## SHORT PROBLEM
Look through the listing for the word "stores". Copy each line that has it.

## ENTRIES
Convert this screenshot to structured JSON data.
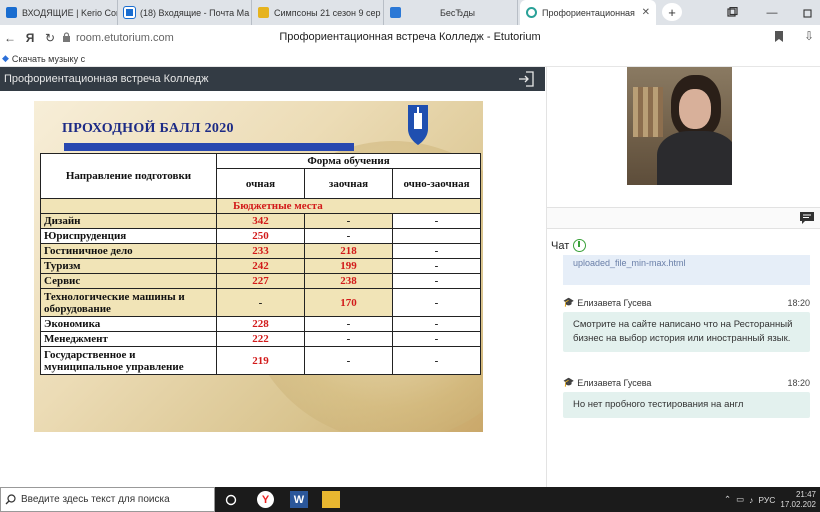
{
  "browser": {
    "tabs": [
      {
        "label": "ВХОДЯЩИЕ | Kerio Conne",
        "color": "#1a6dd0"
      },
      {
        "label": "(18) Входящие - Почта Ма",
        "color": "#1a6dd0"
      },
      {
        "label": "Симпсоны 21 сезон 9 сер",
        "color": "#e6b31e"
      },
      {
        "label": "БесЂды",
        "color": "#2b78d6"
      },
      {
        "label": "Профориентационная",
        "color": "#2aa198",
        "close": "✕"
      }
    ],
    "new_tab": "+",
    "url": "room.etutorium.com",
    "page_title": "Профориентационная встреча Колледж - Etutorium",
    "bookmark": "Скачать музыку с"
  },
  "presentation": {
    "header": "Профориентационная встреча Колледж",
    "slide": {
      "title": "ПРОХОДНОЙ БАЛЛ 2020",
      "col_direction": "Направление подготовки",
      "col_form": "Форма обучения",
      "col_fulltime": "очная",
      "col_extramural": "заочная",
      "col_mixed": "очно-заочная",
      "section": "Бюджетные места",
      "rows": [
        {
          "name": "Дизайн",
          "full": "342",
          "extra": "-",
          "mixed": "-",
          "alt": true
        },
        {
          "name": "Юриспруденция",
          "full": "250",
          "extra": "-",
          "mixed": "",
          "alt": false
        },
        {
          "name": "Гостиничное дело",
          "full": "233",
          "extra": "218",
          "mixed": "-",
          "alt": true
        },
        {
          "name": "Туризм",
          "full": "242",
          "extra": "199",
          "mixed": "-",
          "alt": true
        },
        {
          "name": "Сервис",
          "full": "227",
          "extra": "238",
          "mixed": "-",
          "alt": true
        },
        {
          "name": "Технологические машины и оборудование",
          "full": "-",
          "extra": "170",
          "mixed": "-",
          "alt": true
        },
        {
          "name": "Экономика",
          "full": "228",
          "extra": "-",
          "mixed": "-",
          "alt": false
        },
        {
          "name": "Менеджмент",
          "full": "222",
          "extra": "-",
          "mixed": "-",
          "alt": false
        },
        {
          "name": "Государственное и муниципальное управление",
          "full": "219",
          "extra": "-",
          "mixed": "-",
          "alt": false
        }
      ]
    }
  },
  "chat": {
    "label": "Чат",
    "prev_fragment": "uploaded_file_min-max.html",
    "messages": [
      {
        "author": "Елизавета Гусева",
        "time": "18:20",
        "text": "Смотрите на сайте написано что на Ресторанный бизнес на выбор история или иностранный язык."
      },
      {
        "author": "Елизавета Гусева",
        "time": "18:20",
        "text": "Но нет пробного тестирования на англ"
      }
    ]
  },
  "taskbar": {
    "search_placeholder": "Введите здесь текст для поиска",
    "lang": "РУС",
    "time": "21:47",
    "date": "17.02.202"
  }
}
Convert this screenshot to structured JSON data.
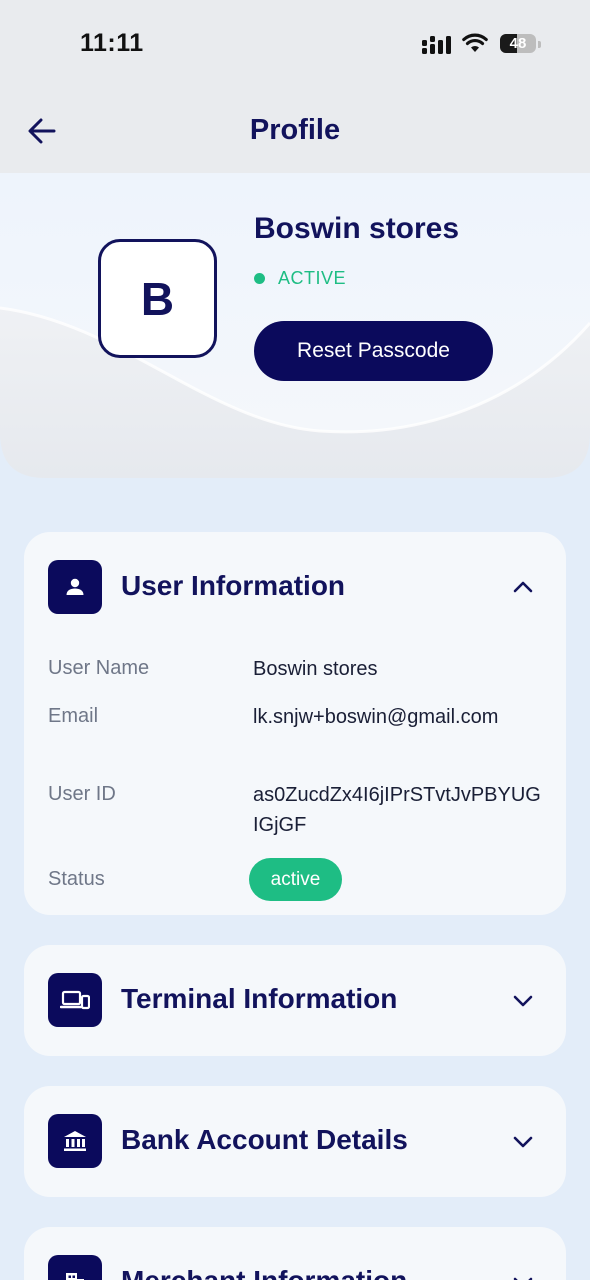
{
  "status_bar": {
    "time": "11:11",
    "battery": "48",
    "battery_level": 0.48
  },
  "header": {
    "title": "Profile",
    "back_icon": "arrow-left-icon"
  },
  "profile": {
    "avatar_letter": "B",
    "name": "Boswin stores",
    "status": "ACTIVE",
    "reset_button": "Reset Passcode"
  },
  "colors": {
    "primary": "#0b0a5c",
    "active": "#1ebd84",
    "background": "#e3edf9"
  },
  "sections": {
    "user_info": {
      "title": "User Information",
      "icon": "person-icon",
      "expanded": true,
      "fields": [
        {
          "label": "User Name",
          "value": "Boswin stores"
        },
        {
          "label": "Email",
          "value": "lk.snjw+boswin@gmail.com"
        },
        {
          "label": "User ID",
          "value": "as0ZucdZx4I6jIPrSTvtJvPBYUGIGjGF"
        },
        {
          "label": "Status",
          "value": "active"
        }
      ]
    },
    "terminal": {
      "title": "Terminal Information",
      "icon": "devices-icon",
      "expanded": false
    },
    "bank": {
      "title": "Bank Account Details",
      "icon": "bank-icon",
      "expanded": false
    },
    "merchant": {
      "title": "Merchant Information",
      "icon": "building-icon",
      "expanded": false
    }
  }
}
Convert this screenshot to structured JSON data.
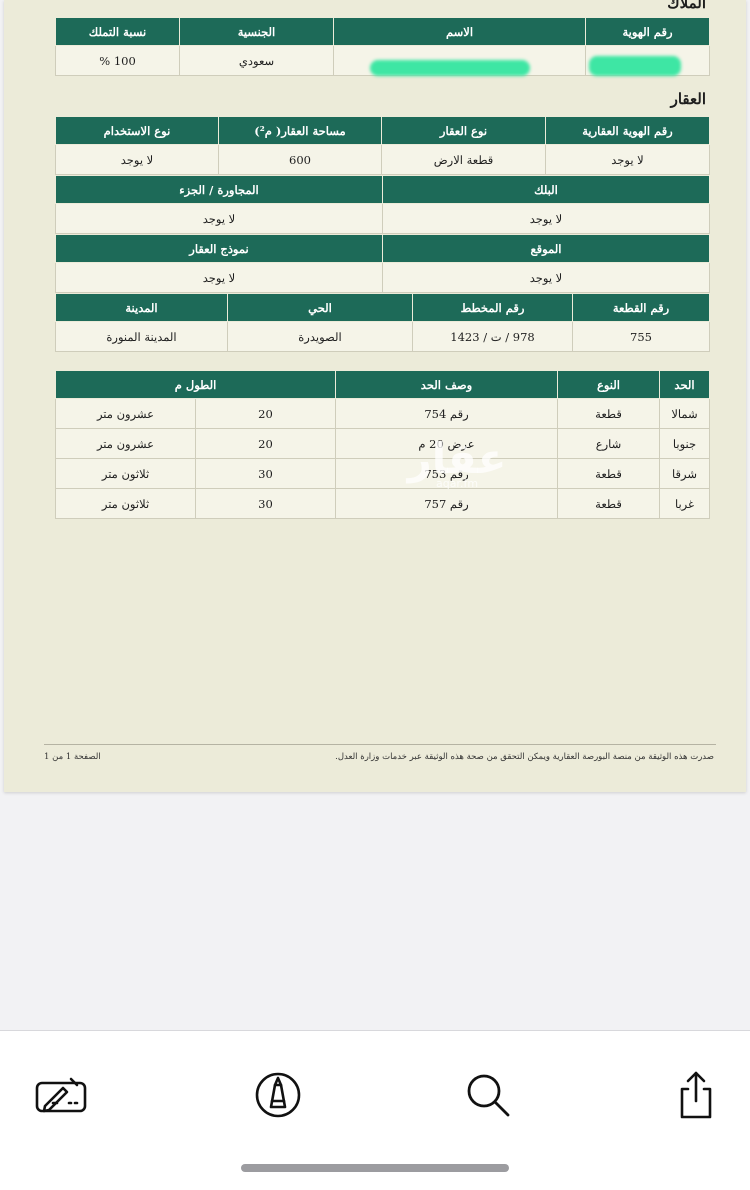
{
  "owners": {
    "section_title": "الملاك",
    "headers": [
      "رقم الهوية",
      "الاسم",
      "الجنسية",
      "نسبة التملك"
    ],
    "row": {
      "nationality": "سعودي",
      "ownership": "100 %"
    }
  },
  "property": {
    "section_title": "العقار",
    "table1": {
      "headers": [
        "رقم الهوية العقارية",
        "نوع العقار",
        "مساحة العقار( م²)",
        "نوع الاستخدام"
      ],
      "values": [
        "لا يوجد",
        "قطعة الارض",
        "600",
        "لا يوجد"
      ]
    },
    "block": {
      "headers": [
        "البلك",
        "المجاورة / الجزء"
      ],
      "values": [
        "لا يوجد",
        "لا يوجد"
      ]
    },
    "location": {
      "headers": [
        "الموقع",
        "نموذج العقار"
      ],
      "values": [
        "لا يوجد",
        "لا يوجد"
      ]
    },
    "plot": {
      "headers": [
        "رقم القطعة",
        "رقم المخطط",
        "الحي",
        "المدينة"
      ],
      "values": [
        "755",
        "978 / ت / 1423",
        "الصويدرة",
        "المدينة المنورة"
      ]
    }
  },
  "boundaries": {
    "headers": [
      "الحد",
      "النوع",
      "وصف الحد",
      "الطول م"
    ],
    "rows": [
      {
        "side": "شمالا",
        "type": "قطعة",
        "desc": "رقم 754",
        "len": "20",
        "len_text": "عشرون متر"
      },
      {
        "side": "جنوبا",
        "type": "شارع",
        "desc": "عرض 20 م",
        "len": "20",
        "len_text": "عشرون متر"
      },
      {
        "side": "شرقا",
        "type": "قطعة",
        "desc": "رقم 753",
        "len": "30",
        "len_text": "ثلاثون متر"
      },
      {
        "side": "غربا",
        "type": "قطعة",
        "desc": "رقم 757",
        "len": "30",
        "len_text": "ثلاثون متر"
      }
    ]
  },
  "watermark": {
    "big": "عقار",
    "small": "aqar.fm"
  },
  "footer": {
    "notice": "صدرت هذه الوثيقة من منصة البورصة العقارية ويمكن التحقق من صحة هذه الوثيقة عبر خدمات وزارة العدل.",
    "page": "الصفحة 1 من 1"
  },
  "toolbar": {
    "icons": [
      "keyboard-edit-icon",
      "markup-pen-icon",
      "search-icon",
      "share-icon"
    ]
  },
  "colors": {
    "header_green": "#1d6a58",
    "paper": "#ecebd9",
    "redaction": "#3ee6a4"
  }
}
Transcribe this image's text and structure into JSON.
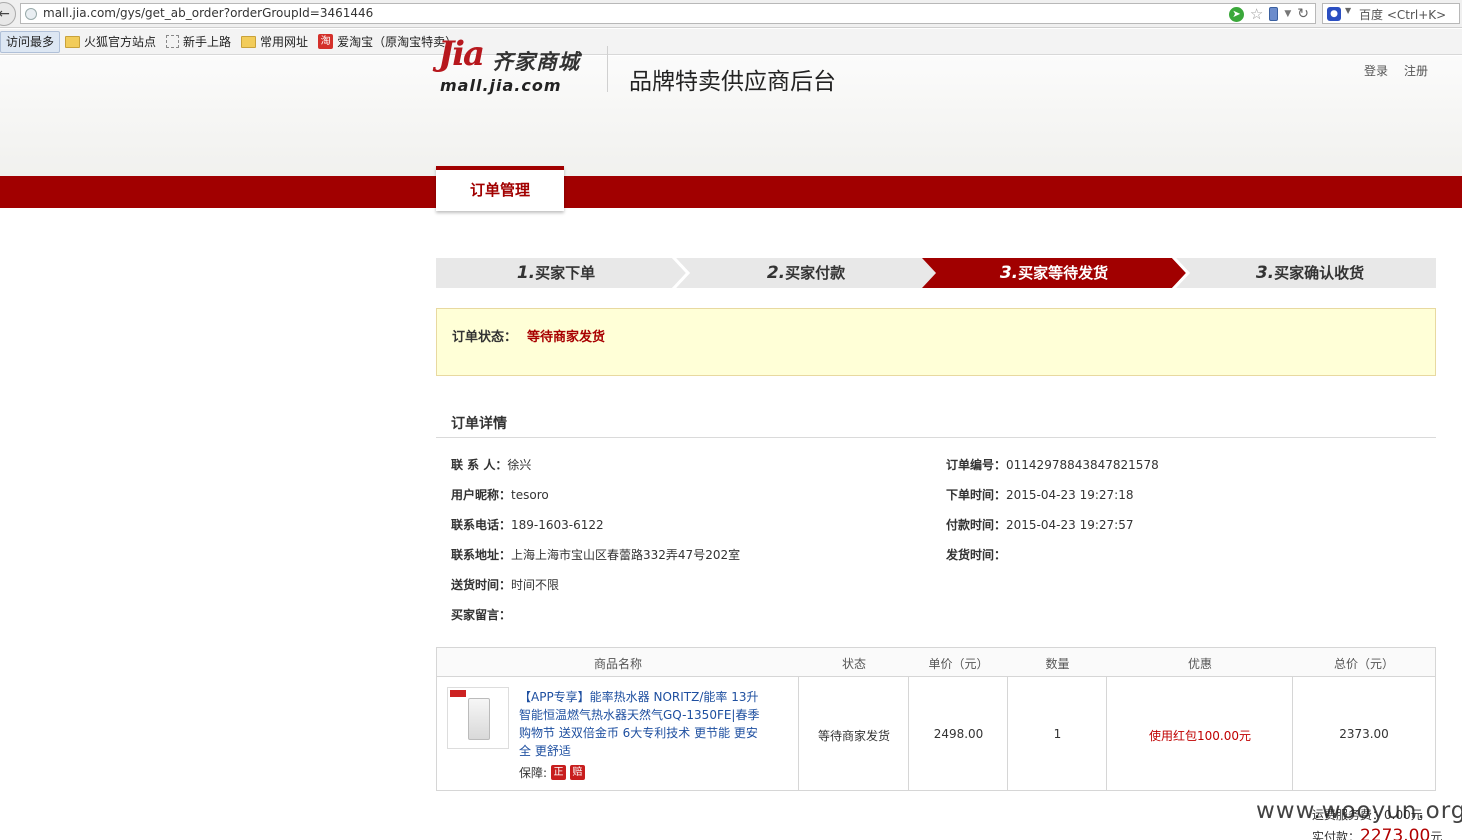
{
  "browser": {
    "url": "mall.jia.com/gys/get_ab_order?orderGroupId=3461446",
    "search_placeholder": "百度 <Ctrl+K>",
    "bookmarks": [
      "访问最多",
      "火狐官方站点",
      "新手上路",
      "常用网址",
      "爱淘宝（原淘宝特卖）"
    ],
    "taobao_glyph": "淘"
  },
  "header": {
    "login": "登录",
    "register": "注册",
    "logo_ji": "Jia",
    "logo_cn": "齐家商城",
    "logo_url": "mall.jia.com",
    "system_title": "品牌特卖供应商后台",
    "nav_tab": "订单管理"
  },
  "steps": [
    {
      "num": "1.",
      "label": "买家下单",
      "active": false
    },
    {
      "num": "2.",
      "label": "买家付款",
      "active": false
    },
    {
      "num": "3.",
      "label": "买家等待发货",
      "active": true
    },
    {
      "num": "3.",
      "label": "买家确认收货",
      "active": false
    }
  ],
  "status": {
    "label": "订单状态：",
    "value": "等待商家发货"
  },
  "details": {
    "title": "订单详情",
    "left": [
      {
        "label": "联 系 人：",
        "value": "徐兴"
      },
      {
        "label": "用户昵称：",
        "value": "tesoro"
      },
      {
        "label": "联系电话：",
        "value": "189-1603-6122"
      },
      {
        "label": "联系地址：",
        "value": "上海上海市宝山区春蕾路332弄47号202室"
      },
      {
        "label": "送货时间：",
        "value": "时间不限"
      },
      {
        "label": "买家留言：",
        "value": ""
      }
    ],
    "right": [
      {
        "label": "订单编号：",
        "value": "01142978843847821578"
      },
      {
        "label": "下单时间：",
        "value": "2015-04-23 19:27:18"
      },
      {
        "label": "付款时间：",
        "value": "2015-04-23 19:27:57"
      },
      {
        "label": "发货时间：",
        "value": ""
      }
    ]
  },
  "table": {
    "headers": [
      "商品名称",
      "状态",
      "单价（元）",
      "数量",
      "优惠",
      "总价（元）"
    ],
    "row": {
      "name": "【APP专享】能率热水器 NORITZ/能率 13升智能恒温燃气热水器天然气GQ-1350FE|春季购物节 送双倍金币 6大专利技术 更节能 更安全 更舒适",
      "guarantee_label": "保障:",
      "badge1": "正",
      "badge2": "赔",
      "status": "等待商家发货",
      "unit_price": "2498.00",
      "quantity": "1",
      "discount": "使用红包100.00元",
      "total": "2373.00"
    }
  },
  "summary": {
    "fee_label": "运费服务费：",
    "fee_value": "0.00元",
    "paid_label": "实付款：",
    "paid_value": "2273.00",
    "paid_unit": "元"
  },
  "watermark": "www.wooyun.org",
  "colors": {
    "brand_red": "#a10000",
    "status_bg": "#ffffd7",
    "link_blue": "#1e4fa0"
  }
}
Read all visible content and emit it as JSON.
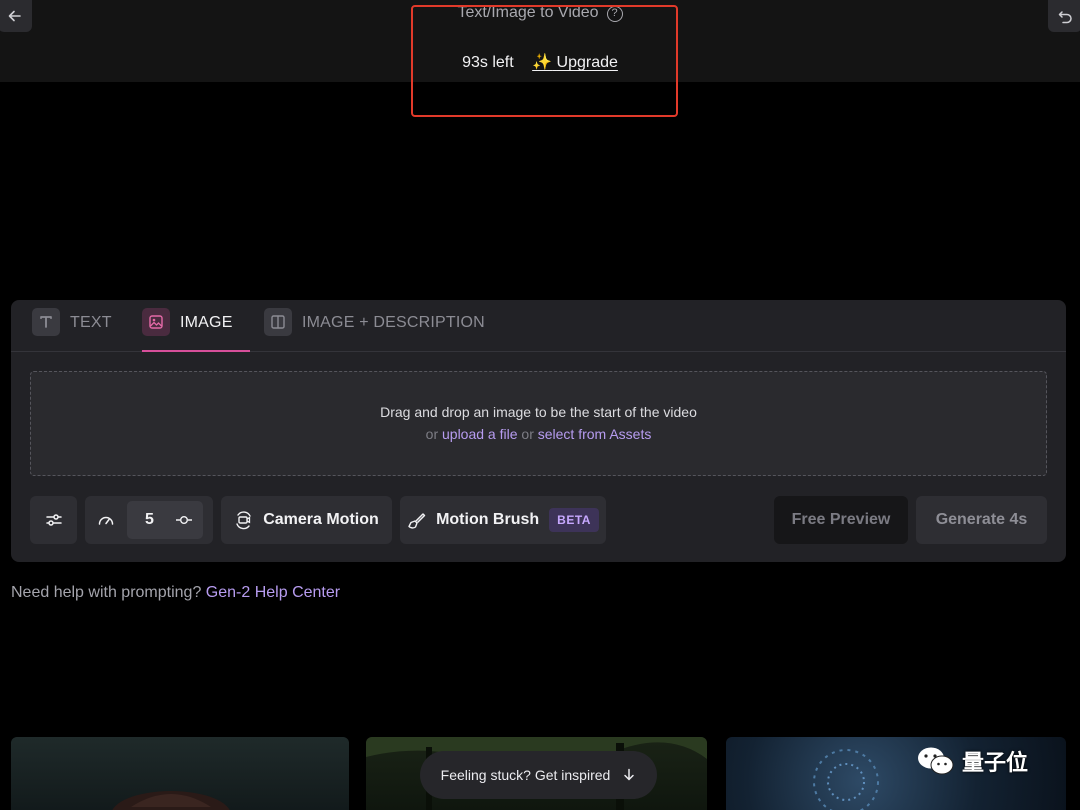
{
  "header": {
    "title": "Text/Image to Video",
    "credits_left": "93s left",
    "upgrade_label": "Upgrade",
    "upgrade_emoji": "✨"
  },
  "tabs": [
    {
      "label": "TEXT",
      "icon": "text-t-icon",
      "active": false
    },
    {
      "label": "IMAGE",
      "icon": "image-icon",
      "active": true
    },
    {
      "label": "IMAGE + DESCRIPTION",
      "icon": "split-panel-icon",
      "active": false
    }
  ],
  "dropzone": {
    "line1": "Drag and drop an image to be the start of the video",
    "or1": "or",
    "upload_link": "upload a file",
    "or2": "or",
    "assets_link": "select from Assets"
  },
  "controls": {
    "speed_value": "5",
    "camera_motion_label": "Camera Motion",
    "motion_brush_label": "Motion Brush",
    "beta_badge": "BETA",
    "free_preview_label": "Free Preview",
    "generate_label": "Generate 4s"
  },
  "help": {
    "prefix": "Need help with prompting?",
    "link": "Gen-2 Help Center"
  },
  "inspire": {
    "label": "Feeling stuck? Get inspired"
  },
  "watermark": {
    "text": "量子位"
  },
  "colors": {
    "accent_pink": "#d74f9a",
    "link_purple": "#b79cf0",
    "highlight_red": "#e23a2a"
  }
}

## RESPONSE FOR THIS EXERCISE
    "name": "Boswin stores",
          "value": "Boswin stores"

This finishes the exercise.